## To-do list
1) Answer these from the post on mocking:
(a) Which library makes HTTP requests easy in Python?
(b) What component does the post name as a common case where mock replaces something slow, complex, or variable?
(c) On what date was the post published?
2) In the records, swap "Privacy Policy" for "Privacy Notice" and please write out again the lines starting with the line with "22, 1330, 28]" and going on through the line with "606, 1342, 637]", changing nothing else.

— Start of Selected extract —

Real Life Mocking

Posted on February 24, 2015 by Jon Evans
Category: Testing |

In a previous post we discussed a basic use case for Python's fantastic mock library, showing how mock objects are useful for isolating components of an application and creating clean unit tests. By testing against the fake interface provided by a mock object, we can check how our functions are called, provide idealised outputs, and make sure that our unit tests are testing what we think they're testing.

That said, it's unlikely that in real life, the height of complexity of our unit tests will be checking if two numbers multiply correctly. This post will cover some ways that we use mock in our test suite at TrackMaven, examining a common case where mock really shines by replacing a slow, complex, or variable component - the HTTP request.

What are we testing?

Building a web application that gathers data from an external source invariably involves interfacing with third-party APIs. Fortunately, making HTTP requests is a piece of cake in Python thanks to the requests library. However, when the time comes to test functionality that talks to an external service, the last thing we want is to actually talk to it. We care about testing how our code handles different, specific responses. Tying these tests to real requests means that we have no control over what type of response is returned: a test of code that handles a 200 OK response will not pass if the API endpoint is down, changes its structure, or returns a different response. While it may be important for us to know the state of an API, it is outside the scope of testing our own code's handling of responses.

— End of Selected extract —
— Start of Task material —

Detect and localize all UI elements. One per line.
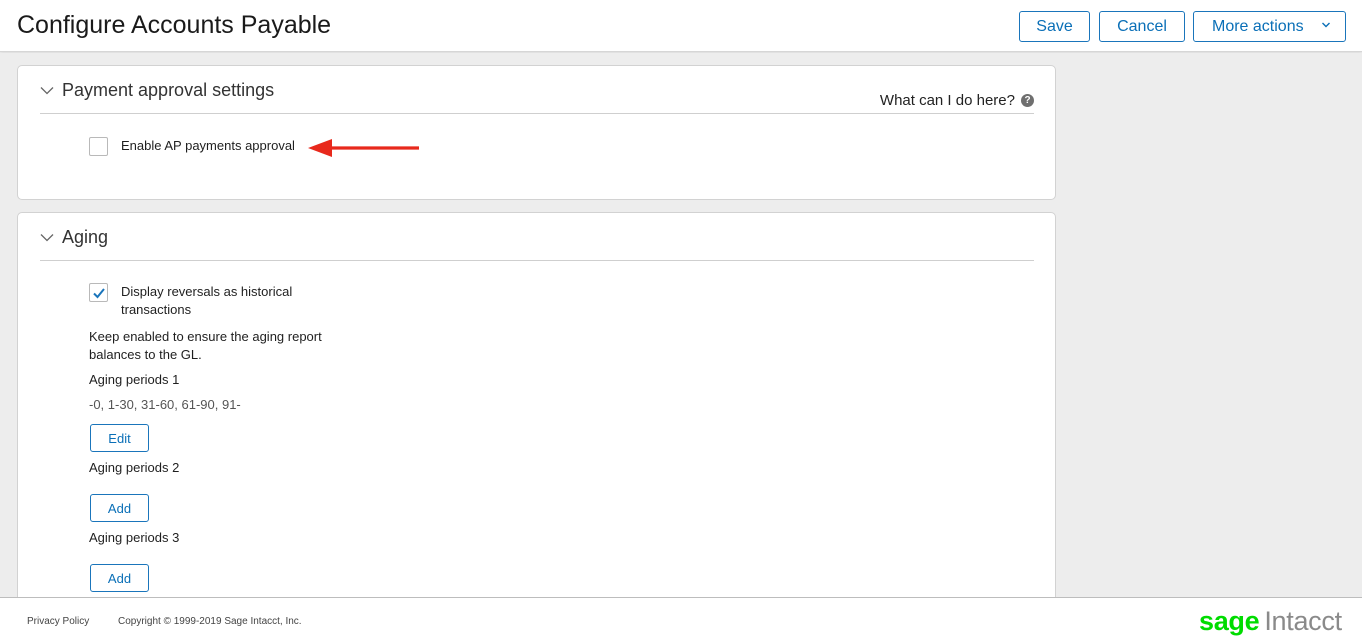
chevron-down-icon	[1322, 22, 1330, 28]
enable-ap-approval-label: Enable AP payments approval	[121, 138, 295, 153]
privacy-policy-link[interactable]: Privacy Policy	[27, 616, 89, 627]
more-actions-button[interactable]: More actions	[1193, 11, 1346, 42]
aging-periods-1-label: Aging periods 1	[89, 372, 180, 387]
main-content[interactable]: Payment approval settings What can I do …	[0, 53, 1362, 597]
aging-panel: Aging Display reversals as historical tr…	[17, 212, 1056, 597]
display-reversals-checkbox[interactable]	[89, 283, 108, 302]
aging-periods-1-edit-button[interactable]: Edit	[90, 424, 149, 452]
display-reversals-label: Display reversals as historical transact…	[121, 283, 292, 319]
cancel-button[interactable]: Cancel	[1099, 11, 1185, 42]
page-footer: Privacy Policy Copyright © 1999-2019 Sag…	[0, 597, 1362, 643]
aging-periods-1-value: -0, 1-30, 31-60, 61-90, 91-	[89, 397, 241, 412]
section-divider	[40, 113, 1034, 114]
page-header: Configure Accounts Payable Save Cancel M…	[0, 0, 1362, 52]
copyright-text: Copyright © 1999-2019 Sage Intacct, Inc.	[118, 616, 302, 627]
more-actions-label: More actions	[1212, 17, 1304, 35]
section-title: Payment approval settings	[62, 80, 275, 100]
save-button[interactable]: Save	[1019, 11, 1090, 42]
payment-approval-header[interactable]: Payment approval settings	[40, 80, 274, 101]
logo-intacct-text: Intacct	[1264, 606, 1342, 636]
help-link-label: What can I do here?	[879, 92, 1015, 109]
aging-periods-2-add-button[interactable]: Add	[90, 494, 149, 522]
sage-intacct-logo: sage Intacct	[1199, 606, 1342, 637]
enable-ap-approval-checkbox[interactable]	[89, 137, 108, 156]
payment-approval-panel: Payment approval settings What can I do …	[17, 65, 1056, 200]
chevron-down-icon	[40, 87, 54, 95]
section-divider	[40, 260, 1034, 261]
aging-periods-3-add-button[interactable]: Add	[90, 564, 149, 592]
aging-note: Keep enabled to ensure the aging report …	[89, 328, 322, 364]
aging-periods-2-label: Aging periods 2	[89, 460, 180, 475]
annotation-arrow-icon	[308, 139, 419, 157]
chevron-down-icon	[40, 234, 54, 242]
aging-note-line1: Keep enabled to ensure the aging report	[89, 329, 322, 344]
aging-periods-3-label: Aging periods 3	[89, 530, 180, 545]
aging-note-line2: balances to the GL.	[89, 347, 202, 362]
aging-header[interactable]: Aging	[40, 227, 108, 248]
logo-sage-text: sage	[1199, 606, 1260, 636]
page-title: Configure Accounts Payable	[17, 11, 332, 39]
question-circle-icon: ?	[1021, 94, 1034, 107]
section-title: Aging	[62, 227, 109, 247]
display-reversals-label-line1: Display reversals as historical	[121, 284, 293, 299]
help-link[interactable]: What can I do here? ?	[880, 92, 1034, 109]
checkmark-icon	[93, 288, 105, 299]
display-reversals-label-line2: transactions	[121, 302, 192, 317]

— End of Task material —

## Solutions
1)
(a) The requests library
(b) The HTTP request
(c) February 24, 2015

2)
chevron-down-icon	[1322, 22, 1330, 28]
enable-ap-approval-label: Enable AP payments approval	[121, 138, 295, 153]
privacy-policy-link[interactable]: Privacy Notice	[27, 616, 89, 627]
more-actions-button[interactable]: More actions	[1193, 11, 1346, 42]
aging-periods-1-label: Aging periods 1	[89, 372, 180, 387]
main-content[interactable]: Payment approval settings What can I do …	[0, 53, 1362, 597]
aging-panel: Aging Display reversals as historical tr…	[17, 212, 1056, 597]
display-reversals-checkbox[interactable]	[89, 283, 108, 302]
aging-periods-1-edit-button[interactable]: Edit	[90, 424, 149, 452]
display-reversals-label: Display reversals as historical transact…	[121, 283, 292, 319]
cancel-button[interactable]: Cancel	[1099, 11, 1185, 42]
page-footer: Privacy Notice Copyright © 1999-2019 Sag…	[0, 597, 1362, 643]
aging-periods-1-value: -0, 1-30, 31-60, 61-90, 91-	[89, 397, 241, 412]
section-divider	[40, 113, 1034, 114]
page-header: Configure Accounts Payable Save Cancel M…	[0, 0, 1362, 52]
copyright-text: Copyright © 1999-2019 Sage Intacct, Inc.	[118, 616, 302, 627]
more-actions-label: More actions	[1212, 17, 1304, 35]
section-title: Payment approval settings	[62, 80, 275, 100]
save-button[interactable]: Save	[1019, 11, 1090, 42]
payment-approval-header[interactable]: Payment approval settings	[40, 80, 274, 101]
logo-intacct-text: Intacct	[1264, 606, 1342, 636]
help-link-label: What can I do here?	[879, 92, 1015, 109]
aging-periods-2-add-button[interactable]: Add	[90, 494, 149, 522]
sage-intacct-logo: sage Intacct	[1199, 606, 1342, 637]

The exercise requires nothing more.